AIM OF THE TASK =
Count every line in the data below where "Acme" occurs, then state that number and nothing more.

** BEGIN RECORDS FOR THIS TASK **

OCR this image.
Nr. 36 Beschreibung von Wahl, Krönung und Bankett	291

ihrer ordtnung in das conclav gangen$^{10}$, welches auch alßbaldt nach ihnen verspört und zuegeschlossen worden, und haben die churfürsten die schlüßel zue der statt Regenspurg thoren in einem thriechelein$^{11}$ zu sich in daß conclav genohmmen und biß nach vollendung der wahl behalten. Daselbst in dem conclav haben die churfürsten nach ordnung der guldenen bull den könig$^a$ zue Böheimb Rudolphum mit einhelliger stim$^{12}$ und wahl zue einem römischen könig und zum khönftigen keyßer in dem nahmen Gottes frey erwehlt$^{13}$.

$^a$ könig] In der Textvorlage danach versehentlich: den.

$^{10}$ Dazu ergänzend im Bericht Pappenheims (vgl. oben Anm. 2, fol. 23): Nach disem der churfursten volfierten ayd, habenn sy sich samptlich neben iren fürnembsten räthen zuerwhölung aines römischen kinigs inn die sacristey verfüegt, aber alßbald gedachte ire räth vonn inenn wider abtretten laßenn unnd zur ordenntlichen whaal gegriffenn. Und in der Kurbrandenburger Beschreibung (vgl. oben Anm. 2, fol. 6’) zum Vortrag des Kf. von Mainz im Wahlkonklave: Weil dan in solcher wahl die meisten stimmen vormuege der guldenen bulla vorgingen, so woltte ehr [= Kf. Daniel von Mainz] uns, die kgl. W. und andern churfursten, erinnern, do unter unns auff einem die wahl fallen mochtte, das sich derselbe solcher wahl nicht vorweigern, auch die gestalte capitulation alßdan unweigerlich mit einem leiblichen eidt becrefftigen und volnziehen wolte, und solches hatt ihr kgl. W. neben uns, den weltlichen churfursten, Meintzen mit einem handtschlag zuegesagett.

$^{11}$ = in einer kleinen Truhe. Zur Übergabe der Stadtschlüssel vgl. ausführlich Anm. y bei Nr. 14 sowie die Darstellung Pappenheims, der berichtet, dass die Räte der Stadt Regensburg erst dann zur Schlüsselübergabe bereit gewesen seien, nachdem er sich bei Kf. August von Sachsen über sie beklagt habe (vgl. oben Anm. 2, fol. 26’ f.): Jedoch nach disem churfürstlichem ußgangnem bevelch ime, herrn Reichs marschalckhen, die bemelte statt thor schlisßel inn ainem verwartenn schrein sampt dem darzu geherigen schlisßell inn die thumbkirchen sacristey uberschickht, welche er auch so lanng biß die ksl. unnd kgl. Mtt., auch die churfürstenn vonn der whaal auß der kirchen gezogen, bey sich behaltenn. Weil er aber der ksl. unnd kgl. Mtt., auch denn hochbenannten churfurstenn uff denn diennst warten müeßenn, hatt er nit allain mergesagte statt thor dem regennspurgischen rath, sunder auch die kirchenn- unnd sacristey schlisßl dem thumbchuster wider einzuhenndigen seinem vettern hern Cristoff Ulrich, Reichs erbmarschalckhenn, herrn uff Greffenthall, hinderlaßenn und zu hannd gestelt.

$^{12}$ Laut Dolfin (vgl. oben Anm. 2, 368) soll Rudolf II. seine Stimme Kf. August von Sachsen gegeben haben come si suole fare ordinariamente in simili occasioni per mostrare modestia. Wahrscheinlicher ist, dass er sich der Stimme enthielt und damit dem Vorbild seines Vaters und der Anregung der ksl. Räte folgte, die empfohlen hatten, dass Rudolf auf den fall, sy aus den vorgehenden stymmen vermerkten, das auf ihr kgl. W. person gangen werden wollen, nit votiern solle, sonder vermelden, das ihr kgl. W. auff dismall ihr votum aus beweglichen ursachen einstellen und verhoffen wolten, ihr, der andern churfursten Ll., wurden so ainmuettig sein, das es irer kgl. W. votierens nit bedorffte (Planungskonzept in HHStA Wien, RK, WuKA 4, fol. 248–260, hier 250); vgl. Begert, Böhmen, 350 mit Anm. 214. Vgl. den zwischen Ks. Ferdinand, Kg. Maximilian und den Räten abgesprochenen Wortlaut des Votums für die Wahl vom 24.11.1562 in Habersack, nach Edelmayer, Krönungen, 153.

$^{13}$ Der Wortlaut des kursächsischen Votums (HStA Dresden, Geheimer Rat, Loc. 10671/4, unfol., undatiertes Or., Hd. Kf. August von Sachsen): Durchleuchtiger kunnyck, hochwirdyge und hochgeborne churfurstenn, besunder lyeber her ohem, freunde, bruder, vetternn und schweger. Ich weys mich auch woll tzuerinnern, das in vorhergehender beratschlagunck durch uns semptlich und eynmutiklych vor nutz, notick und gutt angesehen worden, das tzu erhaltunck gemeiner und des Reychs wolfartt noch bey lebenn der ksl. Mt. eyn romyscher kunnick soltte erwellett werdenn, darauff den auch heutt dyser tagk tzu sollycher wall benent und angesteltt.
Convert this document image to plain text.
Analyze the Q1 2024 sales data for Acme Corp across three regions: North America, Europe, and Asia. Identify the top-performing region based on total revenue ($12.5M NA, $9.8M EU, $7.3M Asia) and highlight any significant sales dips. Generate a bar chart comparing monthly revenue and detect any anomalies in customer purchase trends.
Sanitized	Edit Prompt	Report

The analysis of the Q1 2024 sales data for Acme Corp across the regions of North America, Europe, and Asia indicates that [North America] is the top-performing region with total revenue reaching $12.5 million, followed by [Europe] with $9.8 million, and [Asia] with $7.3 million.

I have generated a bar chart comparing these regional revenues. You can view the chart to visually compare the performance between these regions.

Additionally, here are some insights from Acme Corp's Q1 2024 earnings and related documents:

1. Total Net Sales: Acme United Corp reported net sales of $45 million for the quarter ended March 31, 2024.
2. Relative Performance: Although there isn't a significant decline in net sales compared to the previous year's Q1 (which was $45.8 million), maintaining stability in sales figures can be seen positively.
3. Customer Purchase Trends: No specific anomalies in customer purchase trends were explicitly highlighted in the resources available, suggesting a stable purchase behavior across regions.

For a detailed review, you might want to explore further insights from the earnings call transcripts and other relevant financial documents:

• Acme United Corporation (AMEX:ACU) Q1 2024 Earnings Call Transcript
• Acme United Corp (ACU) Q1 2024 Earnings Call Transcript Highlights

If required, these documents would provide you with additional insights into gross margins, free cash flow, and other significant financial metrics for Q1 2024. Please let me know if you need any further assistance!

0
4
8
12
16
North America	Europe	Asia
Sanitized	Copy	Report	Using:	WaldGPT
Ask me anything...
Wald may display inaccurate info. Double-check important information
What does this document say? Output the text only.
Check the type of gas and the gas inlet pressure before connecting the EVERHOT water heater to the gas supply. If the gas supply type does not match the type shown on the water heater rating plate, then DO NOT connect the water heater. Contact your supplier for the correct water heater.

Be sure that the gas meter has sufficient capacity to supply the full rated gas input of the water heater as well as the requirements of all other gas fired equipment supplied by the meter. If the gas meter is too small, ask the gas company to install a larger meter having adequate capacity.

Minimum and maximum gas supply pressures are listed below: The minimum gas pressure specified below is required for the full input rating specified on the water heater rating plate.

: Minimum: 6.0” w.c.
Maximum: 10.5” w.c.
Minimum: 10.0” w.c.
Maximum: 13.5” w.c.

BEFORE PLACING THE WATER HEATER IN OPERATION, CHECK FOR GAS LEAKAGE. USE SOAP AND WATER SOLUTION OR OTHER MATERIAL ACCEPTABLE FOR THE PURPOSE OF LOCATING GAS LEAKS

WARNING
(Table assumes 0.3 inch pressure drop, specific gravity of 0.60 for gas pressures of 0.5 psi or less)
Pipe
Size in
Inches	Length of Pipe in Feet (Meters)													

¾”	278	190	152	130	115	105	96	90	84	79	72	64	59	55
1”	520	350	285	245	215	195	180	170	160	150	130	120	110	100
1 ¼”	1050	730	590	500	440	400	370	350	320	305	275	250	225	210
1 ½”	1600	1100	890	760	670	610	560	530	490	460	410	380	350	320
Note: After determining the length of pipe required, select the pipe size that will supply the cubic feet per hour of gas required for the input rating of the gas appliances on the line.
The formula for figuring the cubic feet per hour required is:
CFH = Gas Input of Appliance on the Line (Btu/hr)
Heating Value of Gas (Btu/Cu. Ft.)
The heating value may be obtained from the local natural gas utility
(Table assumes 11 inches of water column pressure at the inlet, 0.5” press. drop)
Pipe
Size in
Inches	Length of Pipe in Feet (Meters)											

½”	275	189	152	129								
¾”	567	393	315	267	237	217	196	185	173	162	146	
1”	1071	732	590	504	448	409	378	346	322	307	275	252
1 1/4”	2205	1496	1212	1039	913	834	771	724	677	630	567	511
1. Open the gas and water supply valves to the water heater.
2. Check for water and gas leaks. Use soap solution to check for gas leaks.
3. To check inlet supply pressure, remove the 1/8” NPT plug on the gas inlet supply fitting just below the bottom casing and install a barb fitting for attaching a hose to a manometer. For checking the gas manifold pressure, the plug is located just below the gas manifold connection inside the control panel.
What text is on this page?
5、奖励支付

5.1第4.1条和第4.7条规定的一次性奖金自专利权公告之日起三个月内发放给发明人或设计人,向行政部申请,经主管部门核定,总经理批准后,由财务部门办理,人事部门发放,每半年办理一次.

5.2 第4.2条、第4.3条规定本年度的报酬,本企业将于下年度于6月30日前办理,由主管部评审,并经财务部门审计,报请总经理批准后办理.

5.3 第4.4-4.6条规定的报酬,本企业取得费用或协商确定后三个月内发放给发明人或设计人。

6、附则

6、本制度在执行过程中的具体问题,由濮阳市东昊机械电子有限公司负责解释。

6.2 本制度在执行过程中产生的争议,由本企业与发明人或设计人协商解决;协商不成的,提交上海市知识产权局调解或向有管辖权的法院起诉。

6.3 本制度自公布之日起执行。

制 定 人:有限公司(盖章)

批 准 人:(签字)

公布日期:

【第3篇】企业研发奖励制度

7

** END RECORDS FOR THIS TASK **

OUTPUT OF THE EXERCISE =
6